STATED TASK
Reproduce the listing below line for line, without altering any character.

[START OF DATASET ROWS]

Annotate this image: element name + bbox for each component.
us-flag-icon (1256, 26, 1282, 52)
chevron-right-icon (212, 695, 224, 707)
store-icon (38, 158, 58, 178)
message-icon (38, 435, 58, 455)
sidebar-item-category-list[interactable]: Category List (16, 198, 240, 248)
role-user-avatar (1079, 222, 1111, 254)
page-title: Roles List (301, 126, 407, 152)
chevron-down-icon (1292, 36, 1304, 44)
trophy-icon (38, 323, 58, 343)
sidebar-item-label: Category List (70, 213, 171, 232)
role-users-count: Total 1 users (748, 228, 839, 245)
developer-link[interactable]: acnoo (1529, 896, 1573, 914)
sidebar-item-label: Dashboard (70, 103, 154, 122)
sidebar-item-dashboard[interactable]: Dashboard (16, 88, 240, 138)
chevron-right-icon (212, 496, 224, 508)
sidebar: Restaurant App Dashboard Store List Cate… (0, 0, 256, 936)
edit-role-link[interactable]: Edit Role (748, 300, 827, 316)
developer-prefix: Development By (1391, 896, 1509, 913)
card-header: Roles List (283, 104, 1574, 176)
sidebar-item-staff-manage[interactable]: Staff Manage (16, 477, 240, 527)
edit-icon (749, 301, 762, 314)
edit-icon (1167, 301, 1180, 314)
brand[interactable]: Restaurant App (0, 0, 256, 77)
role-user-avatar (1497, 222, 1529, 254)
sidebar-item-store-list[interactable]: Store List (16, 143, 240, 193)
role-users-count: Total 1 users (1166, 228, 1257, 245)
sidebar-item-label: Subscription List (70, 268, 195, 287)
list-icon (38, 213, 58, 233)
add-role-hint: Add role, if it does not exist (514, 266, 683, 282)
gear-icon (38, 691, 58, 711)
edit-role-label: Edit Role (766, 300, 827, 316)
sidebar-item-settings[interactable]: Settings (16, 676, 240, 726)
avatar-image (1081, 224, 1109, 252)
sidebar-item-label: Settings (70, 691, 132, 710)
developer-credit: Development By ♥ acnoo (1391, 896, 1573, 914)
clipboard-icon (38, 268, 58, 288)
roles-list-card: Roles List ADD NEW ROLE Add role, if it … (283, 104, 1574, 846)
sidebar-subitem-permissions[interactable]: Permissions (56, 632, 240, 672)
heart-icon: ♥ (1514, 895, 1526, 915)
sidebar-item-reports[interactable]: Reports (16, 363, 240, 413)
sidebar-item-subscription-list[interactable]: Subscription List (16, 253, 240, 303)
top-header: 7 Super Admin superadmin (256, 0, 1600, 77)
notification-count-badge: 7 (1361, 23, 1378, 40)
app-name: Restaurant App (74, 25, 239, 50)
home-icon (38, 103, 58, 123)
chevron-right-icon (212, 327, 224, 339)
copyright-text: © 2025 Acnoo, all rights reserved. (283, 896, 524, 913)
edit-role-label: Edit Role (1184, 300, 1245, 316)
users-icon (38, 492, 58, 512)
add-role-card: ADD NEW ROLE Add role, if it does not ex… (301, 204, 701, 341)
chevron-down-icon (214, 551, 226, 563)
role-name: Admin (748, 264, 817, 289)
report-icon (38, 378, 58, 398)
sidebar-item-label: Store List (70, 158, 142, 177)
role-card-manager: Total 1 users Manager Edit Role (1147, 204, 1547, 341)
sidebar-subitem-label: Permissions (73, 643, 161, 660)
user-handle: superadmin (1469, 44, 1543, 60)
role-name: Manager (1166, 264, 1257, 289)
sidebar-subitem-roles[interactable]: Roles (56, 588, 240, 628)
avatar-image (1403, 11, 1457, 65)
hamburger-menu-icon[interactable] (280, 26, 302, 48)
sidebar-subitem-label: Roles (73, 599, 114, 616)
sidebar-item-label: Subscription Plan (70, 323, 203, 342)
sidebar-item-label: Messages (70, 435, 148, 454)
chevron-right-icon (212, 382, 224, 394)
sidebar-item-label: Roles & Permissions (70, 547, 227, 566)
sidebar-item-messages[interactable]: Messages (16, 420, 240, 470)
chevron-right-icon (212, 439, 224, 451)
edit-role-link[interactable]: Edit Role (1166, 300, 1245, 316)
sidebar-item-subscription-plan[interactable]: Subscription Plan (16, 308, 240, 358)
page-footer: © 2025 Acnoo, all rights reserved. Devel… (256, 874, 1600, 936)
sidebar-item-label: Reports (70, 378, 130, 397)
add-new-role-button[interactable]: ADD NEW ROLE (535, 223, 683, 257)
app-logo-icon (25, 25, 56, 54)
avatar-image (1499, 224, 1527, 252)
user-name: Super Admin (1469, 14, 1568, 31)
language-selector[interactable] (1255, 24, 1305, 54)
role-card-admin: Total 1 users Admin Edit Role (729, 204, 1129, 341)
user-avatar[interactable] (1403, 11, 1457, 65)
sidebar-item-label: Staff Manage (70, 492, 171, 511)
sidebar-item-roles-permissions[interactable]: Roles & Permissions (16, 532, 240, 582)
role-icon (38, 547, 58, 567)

[END OF DATASET ROWS]

TASK RESULT
Annotate this image: element name + bbox for each component.
us-flag-icon (1256, 26, 1282, 52)
chevron-right-icon (212, 695, 224, 707)
store-icon (38, 158, 58, 178)
message-icon (38, 435, 58, 455)
sidebar-item-category-list[interactable]: Category List (16, 198, 240, 248)
role-user-avatar (1079, 222, 1111, 254)
page-title: Roles List (301, 126, 407, 152)
chevron-down-icon (1292, 36, 1304, 44)
trophy-icon (38, 323, 58, 343)
sidebar-item-label: Category List (70, 213, 171, 232)
role-users-count: Total 1 users (748, 228, 839, 245)
developer-link[interactable]: acnoo (1529, 896, 1573, 914)
sidebar-item-label: Dashboard (70, 103, 154, 122)
sidebar-item-dashboard[interactable]: Dashboard (16, 88, 240, 138)
chevron-right-icon (212, 496, 224, 508)
sidebar: Restaurant App Dashboard Store List Cate… (0, 0, 256, 936)
edit-role-link[interactable]: Edit Role (748, 300, 827, 316)
developer-prefix: Development By (1391, 896, 1509, 913)
card-header: Roles List (283, 104, 1574, 176)
sidebar-item-staff-manage[interactable]: Staff Manage (16, 477, 240, 527)
edit-icon (749, 301, 762, 314)
edit-icon (1167, 301, 1180, 314)
brand[interactable]: Restaurant App (0, 0, 256, 77)
role-user-avatar (1497, 222, 1529, 254)
sidebar-item-store-list[interactable]: Store List (16, 143, 240, 193)
role-users-count: Total 1 users (1166, 228, 1257, 245)
sidebar-item-label: Subscription List (70, 268, 195, 287)
list-icon (38, 213, 58, 233)
add-role-hint: Add role, if it does not exist (514, 266, 683, 282)
gear-icon (38, 691, 58, 711)
edit-role-label: Edit Role (766, 300, 827, 316)
sidebar-item-settings[interactable]: Settings (16, 676, 240, 726)
avatar-image (1081, 224, 1109, 252)
sidebar-item-label: Settings (70, 691, 132, 710)
developer-credit: Development By ♥ acnoo (1391, 896, 1573, 914)
clipboard-icon (38, 268, 58, 288)
roles-list-card: Roles List ADD NEW ROLE Add role, if it … (283, 104, 1574, 846)
sidebar-subitem-permissions[interactable]: Permissions (56, 632, 240, 672)
heart-icon: ♥ (1514, 895, 1526, 915)
sidebar-item-reports[interactable]: Reports (16, 363, 240, 413)
sidebar-item-subscription-list[interactable]: Subscription List (16, 253, 240, 303)
top-header: 7 Super Admin superadmin (256, 0, 1600, 77)
notification-count-badge: 7 (1361, 23, 1378, 40)
app-name: Restaurant App (74, 25, 239, 50)
home-icon (38, 103, 58, 123)
chevron-right-icon (212, 327, 224, 339)
copyright-text: © 2025 Acnoo, all rights reserved. (283, 896, 524, 913)
edit-role-label: Edit Role (1184, 300, 1245, 316)
users-icon (38, 492, 58, 512)
add-role-card: ADD NEW ROLE Add role, if it does not ex… (301, 204, 701, 341)
chevron-down-icon (214, 551, 226, 563)
role-name: Admin (748, 264, 817, 289)
report-icon (38, 378, 58, 398)
sidebar-item-label: Store List (70, 158, 142, 177)
role-card-manager: Total 1 users Manager Edit Role (1147, 204, 1547, 341)
sidebar-subitem-label: Permissions (73, 643, 161, 660)
user-handle: superadmin (1469, 44, 1543, 60)
role-name: Manager (1166, 264, 1257, 289)
sidebar-subitem-roles[interactable]: Roles (56, 588, 240, 628)
avatar-image (1403, 11, 1457, 65)
hamburger-menu-icon[interactable] (280, 26, 302, 48)
sidebar-subitem-label: Roles (73, 599, 114, 616)
sidebar-item-label: Subscription Plan (70, 323, 203, 342)
sidebar-item-label: Messages (70, 435, 148, 454)
chevron-right-icon (212, 382, 224, 394)
sidebar-item-label: Roles & Permissions (70, 547, 227, 566)
sidebar-item-messages[interactable]: Messages (16, 420, 240, 470)
chevron-right-icon (212, 439, 224, 451)
edit-role-link[interactable]: Edit Role (1166, 300, 1245, 316)
sidebar-item-subscription-plan[interactable]: Subscription Plan (16, 308, 240, 358)
page-footer: © 2025 Acnoo, all rights reserved. Devel… (256, 874, 1600, 936)
sidebar-item-label: Reports (70, 378, 130, 397)
add-new-role-button[interactable]: ADD NEW ROLE (535, 223, 683, 257)
app-logo-icon (25, 25, 56, 54)
avatar-image (1499, 224, 1527, 252)
user-name: Super Admin (1469, 14, 1568, 31)
language-selector[interactable] (1255, 24, 1305, 54)
role-card-admin: Total 1 users Admin Edit Role (729, 204, 1129, 341)
user-avatar[interactable] (1403, 11, 1457, 65)
sidebar-item-label: Staff Manage (70, 492, 171, 511)
sidebar-item-roles-permissions[interactable]: Roles & Permissions (16, 532, 240, 582)
role-icon (38, 547, 58, 567)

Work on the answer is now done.